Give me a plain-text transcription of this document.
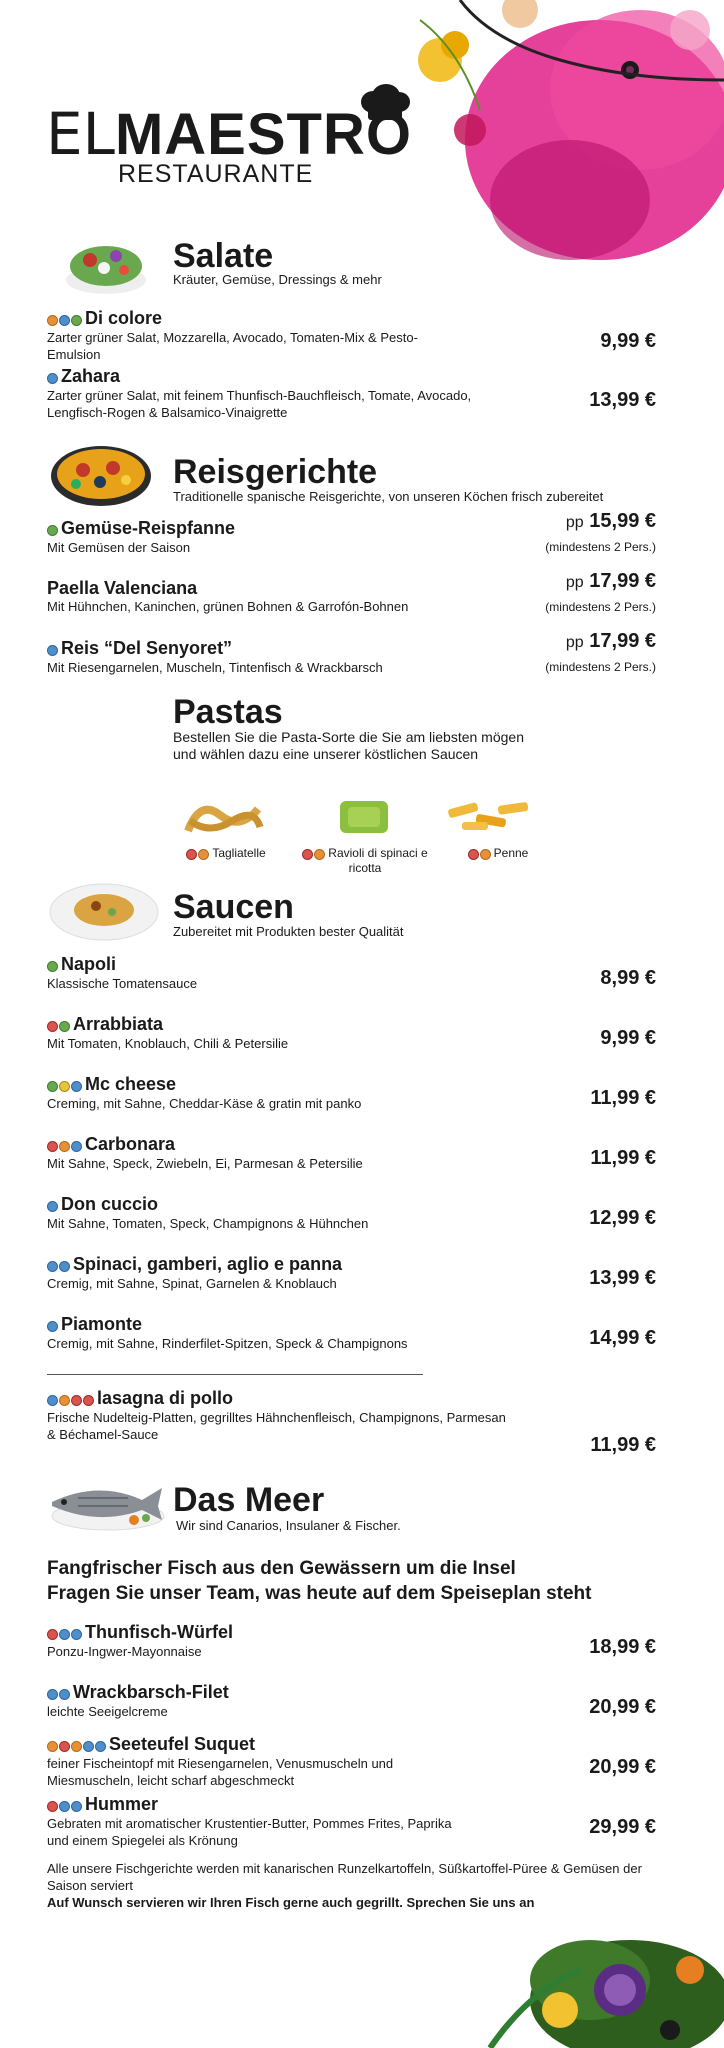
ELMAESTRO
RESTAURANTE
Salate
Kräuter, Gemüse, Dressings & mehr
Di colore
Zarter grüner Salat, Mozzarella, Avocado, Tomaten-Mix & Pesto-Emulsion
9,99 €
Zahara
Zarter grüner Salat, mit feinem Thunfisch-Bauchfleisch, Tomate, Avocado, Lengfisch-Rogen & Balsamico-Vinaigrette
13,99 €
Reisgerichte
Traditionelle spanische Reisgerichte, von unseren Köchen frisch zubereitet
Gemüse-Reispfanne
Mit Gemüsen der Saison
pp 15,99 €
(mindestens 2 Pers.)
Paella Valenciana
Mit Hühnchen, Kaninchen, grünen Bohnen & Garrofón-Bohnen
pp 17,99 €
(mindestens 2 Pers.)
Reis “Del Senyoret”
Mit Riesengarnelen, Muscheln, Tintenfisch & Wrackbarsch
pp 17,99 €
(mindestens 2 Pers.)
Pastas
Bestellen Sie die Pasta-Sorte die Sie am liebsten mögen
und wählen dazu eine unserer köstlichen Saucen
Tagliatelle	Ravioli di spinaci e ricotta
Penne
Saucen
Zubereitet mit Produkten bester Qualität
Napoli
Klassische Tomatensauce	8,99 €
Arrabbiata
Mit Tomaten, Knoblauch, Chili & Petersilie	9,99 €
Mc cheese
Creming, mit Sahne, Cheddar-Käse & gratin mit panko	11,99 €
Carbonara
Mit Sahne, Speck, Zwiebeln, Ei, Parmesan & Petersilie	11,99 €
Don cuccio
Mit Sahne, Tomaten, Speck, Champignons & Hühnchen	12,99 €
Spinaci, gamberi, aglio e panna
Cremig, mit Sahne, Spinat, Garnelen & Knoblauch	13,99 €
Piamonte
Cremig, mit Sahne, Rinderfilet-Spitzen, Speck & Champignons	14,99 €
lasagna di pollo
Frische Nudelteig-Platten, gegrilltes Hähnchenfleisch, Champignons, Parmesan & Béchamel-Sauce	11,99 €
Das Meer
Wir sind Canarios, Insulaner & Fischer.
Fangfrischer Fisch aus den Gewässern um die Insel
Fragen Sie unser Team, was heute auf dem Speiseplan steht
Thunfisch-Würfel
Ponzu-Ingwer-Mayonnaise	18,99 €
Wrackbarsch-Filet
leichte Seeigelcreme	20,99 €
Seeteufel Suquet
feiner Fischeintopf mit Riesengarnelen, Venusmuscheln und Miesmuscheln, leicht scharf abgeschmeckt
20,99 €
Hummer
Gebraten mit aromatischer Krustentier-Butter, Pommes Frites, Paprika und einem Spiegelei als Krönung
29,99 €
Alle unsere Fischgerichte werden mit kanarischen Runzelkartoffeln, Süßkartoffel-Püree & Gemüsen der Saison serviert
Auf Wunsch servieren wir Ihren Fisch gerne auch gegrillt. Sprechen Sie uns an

━━━━━━━━━━━━━━━━

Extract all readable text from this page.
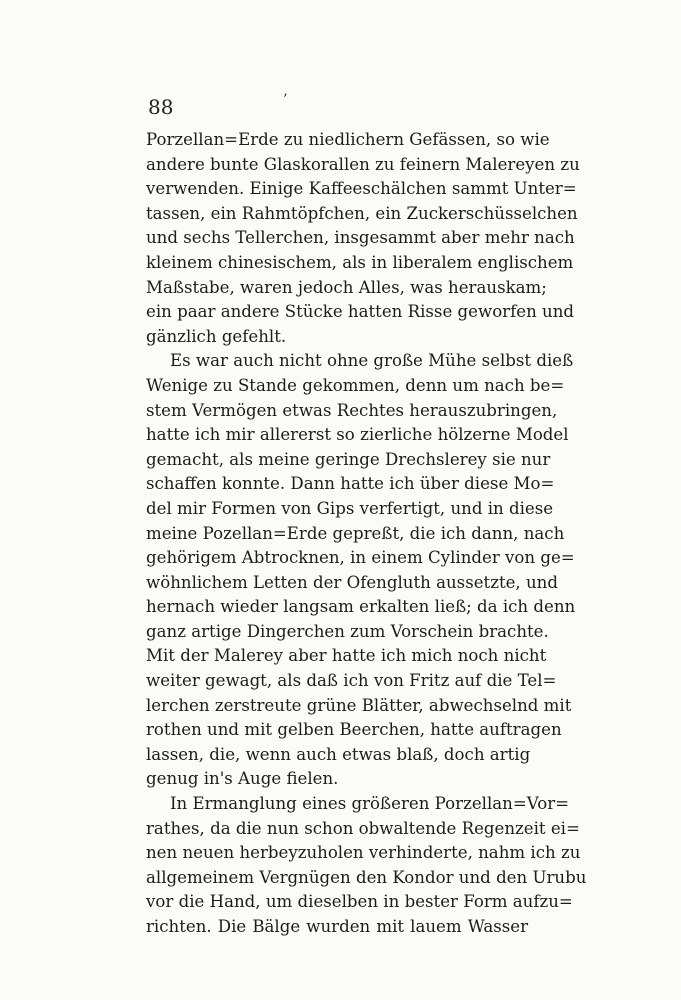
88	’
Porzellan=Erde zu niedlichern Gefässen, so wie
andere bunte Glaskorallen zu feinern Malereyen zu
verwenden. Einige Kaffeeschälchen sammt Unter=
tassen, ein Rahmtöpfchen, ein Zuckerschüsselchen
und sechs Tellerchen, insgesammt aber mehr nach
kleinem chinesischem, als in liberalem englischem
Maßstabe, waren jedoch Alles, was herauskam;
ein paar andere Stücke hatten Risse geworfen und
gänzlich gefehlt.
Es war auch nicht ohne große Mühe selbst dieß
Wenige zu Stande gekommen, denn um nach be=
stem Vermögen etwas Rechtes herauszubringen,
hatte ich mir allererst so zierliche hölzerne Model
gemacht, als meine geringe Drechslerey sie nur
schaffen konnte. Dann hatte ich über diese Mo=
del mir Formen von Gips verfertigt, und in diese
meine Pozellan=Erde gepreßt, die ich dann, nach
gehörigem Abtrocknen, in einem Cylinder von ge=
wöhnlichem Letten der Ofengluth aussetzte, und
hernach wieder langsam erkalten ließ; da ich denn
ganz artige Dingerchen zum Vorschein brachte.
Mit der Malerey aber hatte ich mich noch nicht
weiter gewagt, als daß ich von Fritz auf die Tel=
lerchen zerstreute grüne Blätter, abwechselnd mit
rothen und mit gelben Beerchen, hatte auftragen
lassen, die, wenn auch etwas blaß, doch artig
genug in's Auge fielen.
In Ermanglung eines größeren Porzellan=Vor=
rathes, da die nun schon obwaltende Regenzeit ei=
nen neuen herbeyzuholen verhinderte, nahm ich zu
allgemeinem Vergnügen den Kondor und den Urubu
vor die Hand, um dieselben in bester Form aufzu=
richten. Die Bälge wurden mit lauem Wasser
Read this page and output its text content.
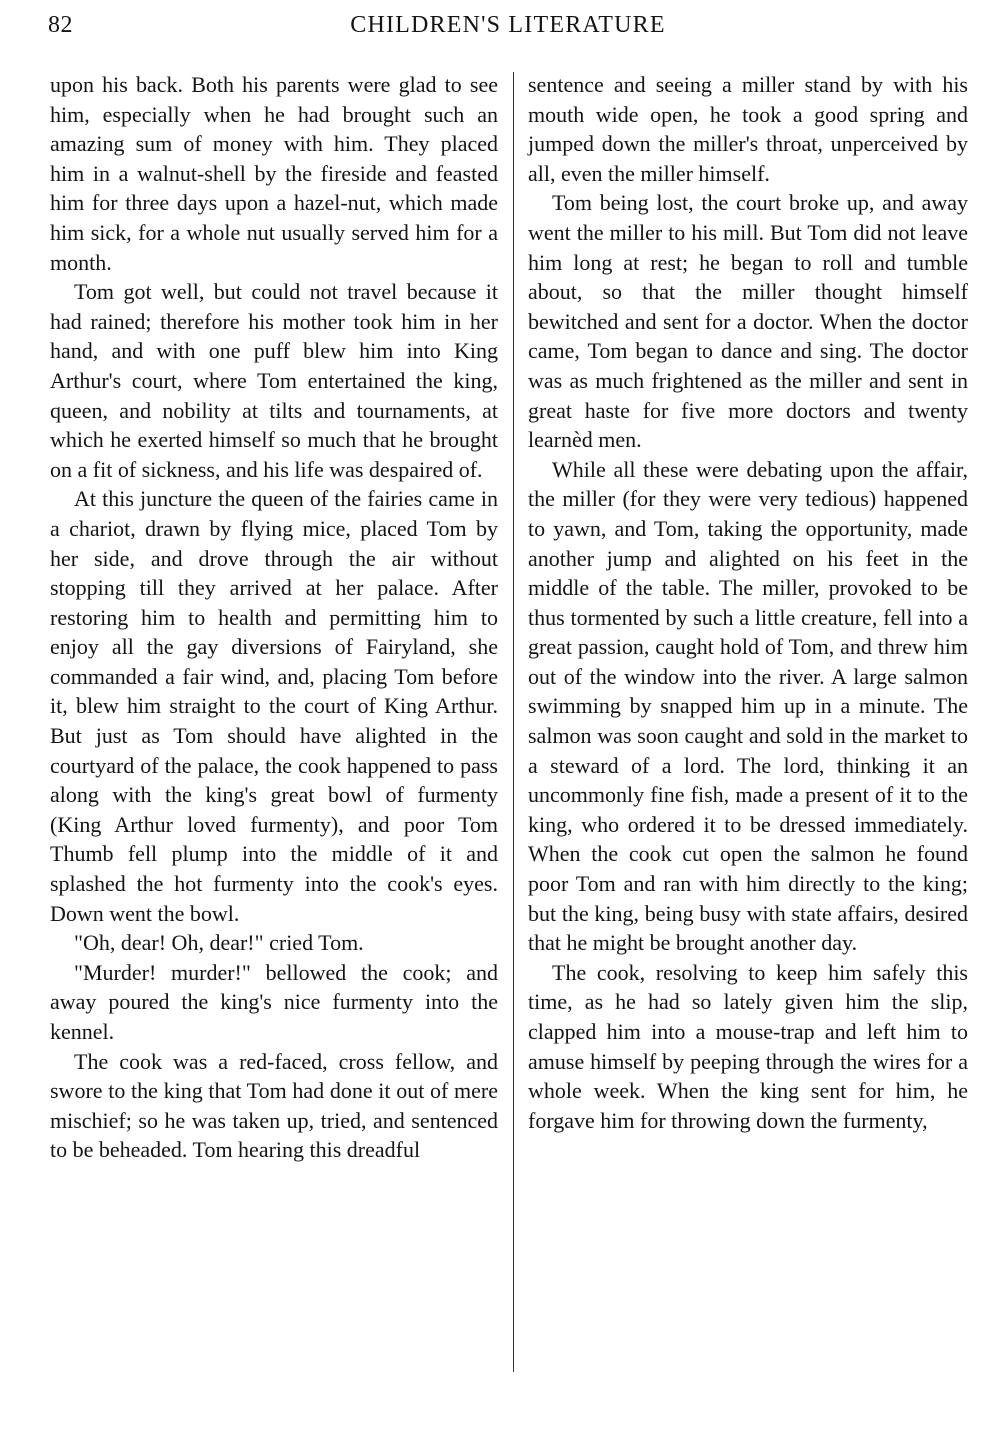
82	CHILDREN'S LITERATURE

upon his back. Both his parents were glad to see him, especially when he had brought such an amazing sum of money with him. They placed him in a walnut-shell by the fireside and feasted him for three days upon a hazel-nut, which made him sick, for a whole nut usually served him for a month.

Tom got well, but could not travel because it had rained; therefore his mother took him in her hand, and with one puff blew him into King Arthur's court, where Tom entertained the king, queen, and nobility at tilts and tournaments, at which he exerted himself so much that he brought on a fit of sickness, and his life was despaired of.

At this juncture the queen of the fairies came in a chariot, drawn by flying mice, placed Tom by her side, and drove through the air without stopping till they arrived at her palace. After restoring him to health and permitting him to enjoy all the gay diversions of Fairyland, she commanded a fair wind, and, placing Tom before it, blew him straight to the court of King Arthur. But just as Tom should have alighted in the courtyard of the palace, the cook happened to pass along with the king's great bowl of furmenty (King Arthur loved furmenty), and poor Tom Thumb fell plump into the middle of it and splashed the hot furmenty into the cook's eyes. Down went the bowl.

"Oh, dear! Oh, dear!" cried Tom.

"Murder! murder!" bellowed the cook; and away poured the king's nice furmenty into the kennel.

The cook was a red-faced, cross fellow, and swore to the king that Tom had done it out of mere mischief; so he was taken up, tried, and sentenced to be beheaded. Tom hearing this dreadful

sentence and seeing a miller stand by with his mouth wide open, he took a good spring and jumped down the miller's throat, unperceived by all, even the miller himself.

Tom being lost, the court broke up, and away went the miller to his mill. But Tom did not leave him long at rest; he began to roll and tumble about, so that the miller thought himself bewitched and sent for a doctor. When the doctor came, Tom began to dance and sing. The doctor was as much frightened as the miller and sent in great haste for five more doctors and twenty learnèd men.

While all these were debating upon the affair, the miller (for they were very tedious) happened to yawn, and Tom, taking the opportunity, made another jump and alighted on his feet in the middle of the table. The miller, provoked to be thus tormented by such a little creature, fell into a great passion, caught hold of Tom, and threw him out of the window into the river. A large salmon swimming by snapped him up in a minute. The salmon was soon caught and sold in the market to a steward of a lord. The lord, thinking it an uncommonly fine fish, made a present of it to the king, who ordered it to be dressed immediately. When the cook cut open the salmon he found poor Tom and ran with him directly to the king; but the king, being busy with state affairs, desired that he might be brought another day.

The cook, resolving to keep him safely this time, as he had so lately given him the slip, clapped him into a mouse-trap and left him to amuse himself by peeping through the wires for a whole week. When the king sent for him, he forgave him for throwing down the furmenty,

━━━━━━━━━━━━━━━━

- _What you should do_
Select all lines with the word "denn" from the entries above.

- _Solved problem_
Wenige zu Stande gekommen, denn um nach be=
hernach wieder langsam erkalten ließ; da ich denn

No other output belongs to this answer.